▸ **REQUIRED TASK**
The records that follow should be retyped word for word.

▸ **RECORDS FOR THIS EXERCISE**
+++
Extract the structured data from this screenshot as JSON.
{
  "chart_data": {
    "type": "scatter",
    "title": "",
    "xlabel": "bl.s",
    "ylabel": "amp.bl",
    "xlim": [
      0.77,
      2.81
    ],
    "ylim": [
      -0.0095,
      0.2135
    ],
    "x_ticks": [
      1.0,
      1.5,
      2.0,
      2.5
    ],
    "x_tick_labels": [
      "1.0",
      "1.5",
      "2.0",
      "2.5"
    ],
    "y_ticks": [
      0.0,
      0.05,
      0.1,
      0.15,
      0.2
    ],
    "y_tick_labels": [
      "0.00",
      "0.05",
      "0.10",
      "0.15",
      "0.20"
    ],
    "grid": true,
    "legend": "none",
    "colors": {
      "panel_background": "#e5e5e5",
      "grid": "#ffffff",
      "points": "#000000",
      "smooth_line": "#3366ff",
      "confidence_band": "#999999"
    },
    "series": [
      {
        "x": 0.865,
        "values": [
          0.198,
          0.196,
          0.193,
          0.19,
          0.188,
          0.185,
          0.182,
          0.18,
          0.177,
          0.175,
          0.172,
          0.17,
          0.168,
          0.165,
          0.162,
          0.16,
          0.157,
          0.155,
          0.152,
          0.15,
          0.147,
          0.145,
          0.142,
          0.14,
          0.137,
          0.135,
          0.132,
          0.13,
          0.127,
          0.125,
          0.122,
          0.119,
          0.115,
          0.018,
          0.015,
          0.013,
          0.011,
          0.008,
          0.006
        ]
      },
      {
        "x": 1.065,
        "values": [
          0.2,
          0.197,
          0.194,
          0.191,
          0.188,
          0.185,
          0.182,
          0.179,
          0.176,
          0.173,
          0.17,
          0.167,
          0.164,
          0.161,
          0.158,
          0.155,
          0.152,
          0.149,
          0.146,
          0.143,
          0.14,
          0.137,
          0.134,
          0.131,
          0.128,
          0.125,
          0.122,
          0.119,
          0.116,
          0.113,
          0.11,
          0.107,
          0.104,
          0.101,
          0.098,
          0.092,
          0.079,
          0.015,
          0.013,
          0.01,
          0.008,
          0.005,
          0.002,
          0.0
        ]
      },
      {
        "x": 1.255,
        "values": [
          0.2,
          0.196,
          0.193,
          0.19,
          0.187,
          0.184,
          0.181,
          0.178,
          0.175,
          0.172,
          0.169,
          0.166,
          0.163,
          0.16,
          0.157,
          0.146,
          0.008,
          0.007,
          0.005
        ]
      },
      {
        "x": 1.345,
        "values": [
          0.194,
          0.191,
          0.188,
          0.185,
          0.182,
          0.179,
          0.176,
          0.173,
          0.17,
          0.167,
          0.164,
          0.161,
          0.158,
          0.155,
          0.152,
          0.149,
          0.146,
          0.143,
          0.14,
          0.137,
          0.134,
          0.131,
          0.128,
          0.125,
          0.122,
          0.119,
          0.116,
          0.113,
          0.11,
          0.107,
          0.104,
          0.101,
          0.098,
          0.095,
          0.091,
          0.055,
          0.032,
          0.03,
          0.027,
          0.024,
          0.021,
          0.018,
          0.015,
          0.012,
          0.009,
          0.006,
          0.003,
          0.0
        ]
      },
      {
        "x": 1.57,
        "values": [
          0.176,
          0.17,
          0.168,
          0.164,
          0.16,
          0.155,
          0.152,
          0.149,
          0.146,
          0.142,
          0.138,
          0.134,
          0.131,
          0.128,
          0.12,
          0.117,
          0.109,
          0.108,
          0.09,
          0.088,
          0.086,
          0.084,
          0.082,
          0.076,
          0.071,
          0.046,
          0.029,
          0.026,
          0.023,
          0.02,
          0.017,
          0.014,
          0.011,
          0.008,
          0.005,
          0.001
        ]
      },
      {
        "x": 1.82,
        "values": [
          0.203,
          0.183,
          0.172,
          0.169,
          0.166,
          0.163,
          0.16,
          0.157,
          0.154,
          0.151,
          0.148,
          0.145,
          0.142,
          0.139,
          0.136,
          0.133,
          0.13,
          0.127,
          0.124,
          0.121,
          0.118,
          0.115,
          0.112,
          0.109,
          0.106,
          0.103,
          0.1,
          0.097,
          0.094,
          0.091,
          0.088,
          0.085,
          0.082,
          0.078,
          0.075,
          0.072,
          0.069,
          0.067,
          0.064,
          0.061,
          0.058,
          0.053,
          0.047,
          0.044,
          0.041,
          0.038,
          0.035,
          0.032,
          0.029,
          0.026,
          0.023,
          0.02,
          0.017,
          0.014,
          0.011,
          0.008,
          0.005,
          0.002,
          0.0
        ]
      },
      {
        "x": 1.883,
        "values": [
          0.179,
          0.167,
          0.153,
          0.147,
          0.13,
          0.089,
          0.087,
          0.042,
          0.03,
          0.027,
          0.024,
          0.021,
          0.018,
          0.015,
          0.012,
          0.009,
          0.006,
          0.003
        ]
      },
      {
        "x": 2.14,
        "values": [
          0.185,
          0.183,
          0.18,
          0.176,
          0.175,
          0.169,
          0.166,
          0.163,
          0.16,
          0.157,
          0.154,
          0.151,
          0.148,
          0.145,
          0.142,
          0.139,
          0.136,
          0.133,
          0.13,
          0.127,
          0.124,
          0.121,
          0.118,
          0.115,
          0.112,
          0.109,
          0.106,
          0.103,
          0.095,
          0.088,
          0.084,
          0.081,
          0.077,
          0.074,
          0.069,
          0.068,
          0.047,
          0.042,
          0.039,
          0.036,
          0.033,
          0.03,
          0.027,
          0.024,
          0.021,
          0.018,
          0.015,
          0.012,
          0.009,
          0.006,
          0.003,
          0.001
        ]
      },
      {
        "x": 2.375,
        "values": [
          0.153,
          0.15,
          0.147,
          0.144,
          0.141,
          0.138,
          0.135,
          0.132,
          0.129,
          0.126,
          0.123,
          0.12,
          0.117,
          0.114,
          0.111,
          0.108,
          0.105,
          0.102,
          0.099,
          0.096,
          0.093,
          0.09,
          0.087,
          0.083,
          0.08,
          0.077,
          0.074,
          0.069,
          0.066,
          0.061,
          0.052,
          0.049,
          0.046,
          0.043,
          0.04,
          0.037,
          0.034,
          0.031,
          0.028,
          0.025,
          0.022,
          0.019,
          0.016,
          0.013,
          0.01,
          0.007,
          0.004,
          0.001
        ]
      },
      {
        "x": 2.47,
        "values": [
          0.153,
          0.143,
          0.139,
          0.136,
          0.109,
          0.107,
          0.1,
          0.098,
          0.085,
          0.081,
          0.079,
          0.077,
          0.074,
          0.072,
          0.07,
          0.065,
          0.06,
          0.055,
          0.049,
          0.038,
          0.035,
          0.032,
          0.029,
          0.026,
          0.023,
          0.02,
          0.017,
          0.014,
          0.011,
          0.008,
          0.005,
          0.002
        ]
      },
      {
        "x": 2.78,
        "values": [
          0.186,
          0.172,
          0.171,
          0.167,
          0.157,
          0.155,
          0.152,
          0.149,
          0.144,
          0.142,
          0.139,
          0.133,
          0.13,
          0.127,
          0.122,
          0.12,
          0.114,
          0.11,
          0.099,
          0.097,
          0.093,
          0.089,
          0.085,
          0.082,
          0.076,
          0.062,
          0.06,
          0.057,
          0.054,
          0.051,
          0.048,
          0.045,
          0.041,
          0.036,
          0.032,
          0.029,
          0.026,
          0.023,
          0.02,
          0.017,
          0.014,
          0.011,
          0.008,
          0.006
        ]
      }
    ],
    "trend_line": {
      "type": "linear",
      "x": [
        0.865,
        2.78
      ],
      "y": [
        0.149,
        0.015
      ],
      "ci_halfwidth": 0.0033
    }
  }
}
+++
▸ **SOLUTION**
Extract the structured data from this screenshot as JSON.
{
  "chart_data": {
    "type": "scatter",
    "title": "",
    "xlabel": "bl.s",
    "ylabel": "amp.bl",
    "xlim": [
      0.77,
      2.81
    ],
    "ylim": [
      -0.0095,
      0.2135
    ],
    "x_ticks": [
      1.0,
      1.5,
      2.0,
      2.5
    ],
    "x_tick_labels": [
      "1.0",
      "1.5",
      "2.0",
      "2.5"
    ],
    "y_ticks": [
      0.0,
      0.05,
      0.1,
      0.15,
      0.2
    ],
    "y_tick_labels": [
      "0.00",
      "0.05",
      "0.10",
      "0.15",
      "0.20"
    ],
    "grid": true,
    "legend": "none",
    "colors": {
      "panel_background": "#e5e5e5",
      "grid": "#ffffff",
      "points": "#000000",
      "smooth_line": "#3366ff",
      "confidence_band": "#999999"
    },
    "series": [
      {
        "x": 0.865,
        "values": [
          0.198,
          0.196,
          0.193,
          0.19,
          0.188,
          0.185,
          0.182,
          0.18,
          0.177,
          0.175,
          0.172,
          0.17,
          0.168,
          0.165,
          0.162,
          0.16,
          0.157,
          0.155,
          0.152,
          0.15,
          0.147,
          0.145,
          0.142,
          0.14,
          0.137,
          0.135,
          0.132,
          0.13,
          0.127,
          0.125,
          0.122,
          0.119,
          0.115,
          0.018,
          0.015,
          0.013,
          0.011,
          0.008,
          0.006
        ]
      },
      {
        "x": 1.065,
        "values": [
          0.2,
          0.197,
          0.194,
          0.191,
          0.188,
          0.185,
          0.182,
          0.179,
          0.176,
          0.173,
          0.17,
          0.167,
          0.164,
          0.161,
          0.158,
          0.155,
          0.152,
          0.149,
          0.146,
          0.143,
          0.14,
          0.137,
          0.134,
          0.131,
          0.128,
          0.125,
          0.122,
          0.119,
          0.116,
          0.113,
          0.11,
          0.107,
          0.104,
          0.101,
          0.098,
          0.092,
          0.079,
          0.015,
          0.013,
          0.01,
          0.008,
          0.005,
          0.002,
          0.0
        ]
      },
      {
        "x": 1.255,
        "values": [
          0.2,
          0.196,
          0.193,
          0.19,
          0.187,
          0.184,
          0.181,
          0.178,
          0.175,
          0.172,
          0.169,
          0.166,
          0.163,
          0.16,
          0.157,
          0.146,
          0.008,
          0.007,
          0.005
        ]
      },
      {
        "x": 1.345,
        "values": [
          0.194,
          0.191,
          0.188,
          0.185,
          0.182,
          0.179,
          0.176,
          0.173,
          0.17,
          0.167,
          0.164,
          0.161,
          0.158,
          0.155,
          0.152,
          0.149,
          0.146,
          0.143,
          0.14,
          0.137,
          0.134,
          0.131,
          0.128,
          0.125,
          0.122,
          0.119,
          0.116,
          0.113,
          0.11,
          0.107,
          0.104,
          0.101,
          0.098,
          0.095,
          0.091,
          0.055,
          0.032,
          0.03,
          0.027,
          0.024,
          0.021,
          0.018,
          0.015,
          0.012,
          0.009,
          0.006,
          0.003,
          0.0
        ]
      },
      {
        "x": 1.57,
        "values": [
          0.176,
          0.17,
          0.168,
          0.164,
          0.16,
          0.155,
          0.152,
          0.149,
          0.146,
          0.142,
          0.138,
          0.134,
          0.131,
          0.128,
          0.12,
          0.117,
          0.109,
          0.108,
          0.09,
          0.088,
          0.086,
          0.084,
          0.082,
          0.076,
          0.071,
          0.046,
          0.029,
          0.026,
          0.023,
          0.02,
          0.017,
          0.014,
          0.011,
          0.008,
          0.005,
          0.001
        ]
      },
      {
        "x": 1.82,
        "values": [
          0.203,
          0.183,
          0.172,
          0.169,
          0.166,
          0.163,
          0.16,
          0.157,
          0.154,
          0.151,
          0.148,
          0.145,
          0.142,
          0.139,
          0.136,
          0.133,
          0.13,
          0.127,
          0.124,
          0.121,
          0.118,
          0.115,
          0.112,
          0.109,
          0.106,
          0.103,
          0.1,
          0.097,
          0.094,
          0.091,
          0.088,
          0.085,
          0.082,
          0.078,
          0.075,
          0.072,
          0.069,
          0.067,
          0.064,
          0.061,
          0.058,
          0.053,
          0.047,
          0.044,
          0.041,
          0.038,
          0.035,
          0.032,
          0.029,
          0.026,
          0.023,
          0.02,
          0.017,
          0.014,
          0.011,
          0.008,
          0.005,
          0.002,
          0.0
        ]
      },
      {
        "x": 1.883,
        "values": [
          0.179,
          0.167,
          0.153,
          0.147,
          0.13,
          0.089,
          0.087,
          0.042,
          0.03,
          0.027,
          0.024,
          0.021,
          0.018,
          0.015,
          0.012,
          0.009,
          0.006,
          0.003
        ]
      },
      {
        "x": 2.14,
        "values": [
          0.185,
          0.183,
          0.18,
          0.176,
          0.175,
          0.169,
          0.166,
          0.163,
          0.16,
          0.157,
          0.154,
          0.151,
          0.148,
          0.145,
          0.142,
          0.139,
          0.136,
          0.133,
          0.13,
          0.127,
          0.124,
          0.121,
          0.118,
          0.115,
          0.112,
          0.109,
          0.106,
          0.103,
          0.095,
          0.088,
          0.084,
          0.081,
          0.077,
          0.074,
          0.069,
          0.068,
          0.047,
          0.042,
          0.039,
          0.036,
          0.033,
          0.03,
          0.027,
          0.024,
          0.021,
          0.018,
          0.015,
          0.012,
          0.009,
          0.006,
          0.003,
          0.001
        ]
      },
      {
        "x": 2.375,
        "values": [
          0.153,
          0.15,
          0.147,
          0.144,
          0.141,
          0.138,
          0.135,
          0.132,
          0.129,
          0.126,
          0.123,
          0.12,
          0.117,
          0.114,
          0.111,
          0.108,
          0.105,
          0.102,
          0.099,
          0.096,
          0.093,
          0.09,
          0.087,
          0.083,
          0.08,
          0.077,
          0.074,
          0.069,
          0.066,
          0.061,
          0.052,
          0.049,
          0.046,
          0.043,
          0.04,
          0.037,
          0.034,
          0.031,
          0.028,
          0.025,
          0.022,
          0.019,
          0.016,
          0.013,
          0.01,
          0.007,
          0.004,
          0.001
        ]
      },
      {
        "x": 2.47,
        "values": [
          0.153,
          0.143,
          0.139,
          0.136,
          0.109,
          0.107,
          0.1,
          0.098,
          0.085,
          0.081,
          0.079,
          0.077,
          0.074,
          0.072,
          0.07,
          0.065,
          0.06,
          0.055,
          0.049,
          0.038,
          0.035,
          0.032,
          0.029,
          0.026,
          0.023,
          0.02,
          0.017,
          0.014,
          0.011,
          0.008,
          0.005,
          0.002
        ]
      },
      {
        "x": 2.78,
        "values": [
          0.186,
          0.172,
          0.171,
          0.167,
          0.157,
          0.155,
          0.152,
          0.149,
          0.144,
          0.142,
          0.139,
          0.133,
          0.13,
          0.127,
          0.122,
          0.12,
          0.114,
          0.11,
          0.099,
          0.097,
          0.093,
          0.089,
          0.085,
          0.082,
          0.076,
          0.062,
          0.06,
          0.057,
          0.054,
          0.051,
          0.048,
          0.045,
          0.041,
          0.036,
          0.032,
          0.029,
          0.026,
          0.023,
          0.02,
          0.017,
          0.014,
          0.011,
          0.008,
          0.006
        ]
      }
    ],
    "trend_line": {
      "type": "linear",
      "x": [
        0.865,
        2.78
      ],
      "y": [
        0.149,
        0.015
      ],
      "ci_halfwidth": 0.0033
    }
  }
}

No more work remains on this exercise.